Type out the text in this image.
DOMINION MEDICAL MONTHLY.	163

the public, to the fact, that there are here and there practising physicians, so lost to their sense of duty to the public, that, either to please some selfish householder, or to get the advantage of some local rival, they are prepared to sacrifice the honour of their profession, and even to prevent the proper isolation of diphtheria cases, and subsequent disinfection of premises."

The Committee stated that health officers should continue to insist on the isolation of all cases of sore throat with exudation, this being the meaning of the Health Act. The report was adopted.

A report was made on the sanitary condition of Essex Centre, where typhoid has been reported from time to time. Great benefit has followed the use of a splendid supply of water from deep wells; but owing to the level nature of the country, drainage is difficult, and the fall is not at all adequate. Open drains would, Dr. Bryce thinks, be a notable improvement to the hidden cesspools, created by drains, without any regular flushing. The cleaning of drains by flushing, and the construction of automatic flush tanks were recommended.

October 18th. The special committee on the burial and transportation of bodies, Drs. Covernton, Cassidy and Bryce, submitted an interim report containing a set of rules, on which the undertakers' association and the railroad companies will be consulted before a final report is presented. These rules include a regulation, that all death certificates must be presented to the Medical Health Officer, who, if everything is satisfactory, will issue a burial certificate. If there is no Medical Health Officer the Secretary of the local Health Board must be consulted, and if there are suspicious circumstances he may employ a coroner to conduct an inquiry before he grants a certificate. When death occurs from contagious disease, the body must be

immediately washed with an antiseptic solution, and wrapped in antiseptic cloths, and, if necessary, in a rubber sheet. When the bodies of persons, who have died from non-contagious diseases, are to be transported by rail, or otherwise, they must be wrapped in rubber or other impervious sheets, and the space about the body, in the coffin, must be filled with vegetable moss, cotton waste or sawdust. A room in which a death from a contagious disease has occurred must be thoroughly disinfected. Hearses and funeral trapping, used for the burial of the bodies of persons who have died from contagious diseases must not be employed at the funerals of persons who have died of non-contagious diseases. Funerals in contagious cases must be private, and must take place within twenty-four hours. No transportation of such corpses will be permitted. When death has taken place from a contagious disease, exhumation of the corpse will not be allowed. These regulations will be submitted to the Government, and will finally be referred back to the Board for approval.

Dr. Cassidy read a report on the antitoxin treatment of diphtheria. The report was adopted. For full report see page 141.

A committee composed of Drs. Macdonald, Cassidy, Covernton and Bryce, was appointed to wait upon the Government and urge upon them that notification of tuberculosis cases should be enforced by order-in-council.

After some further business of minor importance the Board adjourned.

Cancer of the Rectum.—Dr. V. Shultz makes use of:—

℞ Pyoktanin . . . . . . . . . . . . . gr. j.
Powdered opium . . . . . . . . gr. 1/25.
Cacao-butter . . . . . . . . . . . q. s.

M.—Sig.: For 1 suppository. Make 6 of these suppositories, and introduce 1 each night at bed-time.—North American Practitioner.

• • •

→ Exercise instructions: Every entry must appear again in the answer, exactly as written.

→ Answer to the problem:
Type out the text in this image.
DOMINION MEDICAL MONTHLY.	163

the public, to the fact, that there are here and there practising physicians, so lost to their sense of duty to the public, that, either to please some selfish householder, or to get the advantage of some local rival, they are prepared to sacrifice the honour of their profession, and even to prevent the proper isolation of diphtheria cases, and subsequent disinfection of premises."

The Committee stated that health officers should continue to insist on the isolation of all cases of sore throat with exudation, this being the meaning of the Health Act. The report was adopted.

A report was made on the sanitary condition of Essex Centre, where typhoid has been reported from time to time. Great benefit has followed the use of a splendid supply of water from deep wells; but owing to the level nature of the country, drainage is difficult, and the fall is not at all adequate. Open drains would, Dr. Bryce thinks, be a notable improvement to the hidden cesspools, created by drains, without any regular flushing. The cleaning of drains by flushing, and the construction of automatic flush tanks were recommended.

October 18th. The special committee on the burial and transportation of bodies, Drs. Covernton, Cassidy and Bryce, submitted an interim report containing a set of rules, on which the undertakers' association and the railroad companies will be consulted before a final report is presented. These rules include a regulation, that all death certificates must be presented to the Medical Health Officer, who, if everything is satisfactory, will issue a burial certificate. If there is no Medical Health Officer the Secretary of the local Health Board must be consulted, and if there are suspicious circumstances he may employ a coroner to conduct an inquiry before he grants a certificate. When death occurs from contagious disease, the body must be

immediately washed with an antiseptic solution, and wrapped in antiseptic cloths, and, if necessary, in a rubber sheet. When the bodies of persons, who have died from non-contagious diseases, are to be transported by rail, or otherwise, they must be wrapped in rubber or other impervious sheets, and the space about the body, in the coffin, must be filled with vegetable moss, cotton waste or sawdust. A room in which a death from a contagious disease has occurred must be thoroughly disinfected. Hearses and funeral trapping, used for the burial of the bodies of persons who have died from contagious diseases must not be employed at the funerals of persons who have died of non-contagious diseases. Funerals in contagious cases must be private, and must take place within twenty-four hours. No transportation of such corpses will be permitted. When death has taken place from a contagious disease, exhumation of the corpse will not be allowed. These regulations will be submitted to the Government, and will finally be referred back to the Board for approval.

Dr. Cassidy read a report on the antitoxin treatment of diphtheria. The report was adopted. For full report see page 141.

A committee composed of Drs. Macdonald, Cassidy, Covernton and Bryce, was appointed to wait upon the Government and urge upon them that notification of tuberculosis cases should be enforced by order-in-council.

After some further business of minor importance the Board adjourned.

Cancer of the Rectum.—Dr. V. Shultz makes use of:—

℞ Pyoktanin . . . . . . . . . . . . . gr. j.
Powdered opium . . . . . . . . gr. 1/25.
Cacao-butter . . . . . . . . . . . q. s.

M.—Sig.: For 1 suppository. Make 6 of these suppositories, and introduce 1 each night at bed-time.—North American Practitioner.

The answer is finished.